--- INFORMATION SHOWN ---
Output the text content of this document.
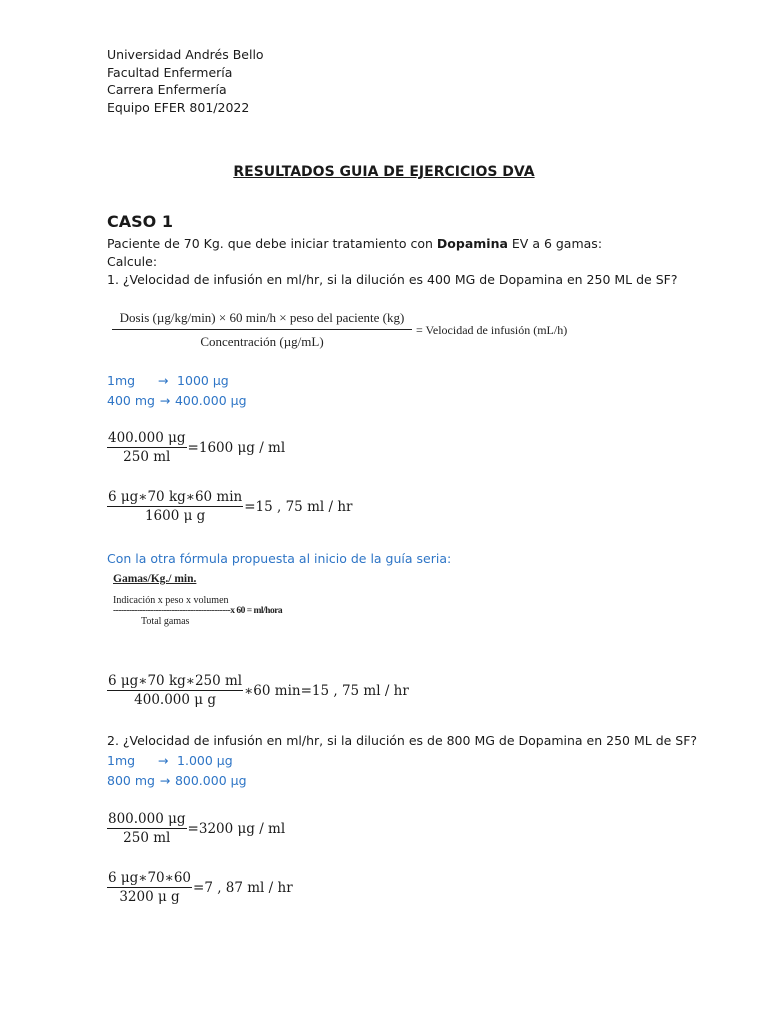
Universidad Andrés Bello
Facultad Enfermería
Carrera Enfermería
Equipo EFER 801/2022
RESULTADOS GUIA DE EJERCICIOS DVA
CASO 1
Paciente de 70 Kg. que debe iniciar tratamiento con Dopamina EV a 6 gamas:
Calcule:
1. ¿Velocidad de infusión en ml/hr, si la dilución es 400 MG de Dopamina en 250 ML de SF?
Dosis (µg/kg/min) × 60 min/h × peso del paciente (kg)
Concentración (µg/mL)
= Velocidad de infusión (mL/h)
1mg → 1000 µg
400 mg → 400.000 µg
$\frac{400.000 \mu g}{250 ml} =1600$ μg / ml
$\frac{6 \mu g∗70 kg∗60 \min}{\text{1600 μ g}} =15$ , 75 ml / hr
Con la otra fórmula propuesta al inicio de la guía seria:
Gamas/Kg./ min.
Indicación x peso x volumen
--------------------------------------------x 60 = ml/hora
Total gamas
$\frac{6 \mu g∗70 kg∗250 ml}{\text{400.000 μ g}}$ ∗60 min=15 , 75 ml / hr
2. ¿Velocidad de infusión en ml/hr, si la dilución es de 800 MG de Dopamina en 250 ML de SF?
1mg → 1.000 µg
800 mg → 800.000 µg
$\frac{800.000 \mu g}{250 ml} =3200$ μg / ml
$\frac{6 \mu g∗70∗60}{\text{3200 μ g}} =7$ , 87 ml / hr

--- EXERCISE OBJECTIVE ---
Gather from the entries above all lines that include the string "Velocidad".

--- SOLUTION FOR THIS PROBLEM ---
1. ¿Velocidad de infusión en ml/hr, si la dilución es 400 MG de Dopamina en 250 ML de SF?
= Velocidad de infusión (mL/h)
2. ¿Velocidad de infusión en ml/hr, si la dilución es de 800 MG de Dopamina en 250 ML de SF?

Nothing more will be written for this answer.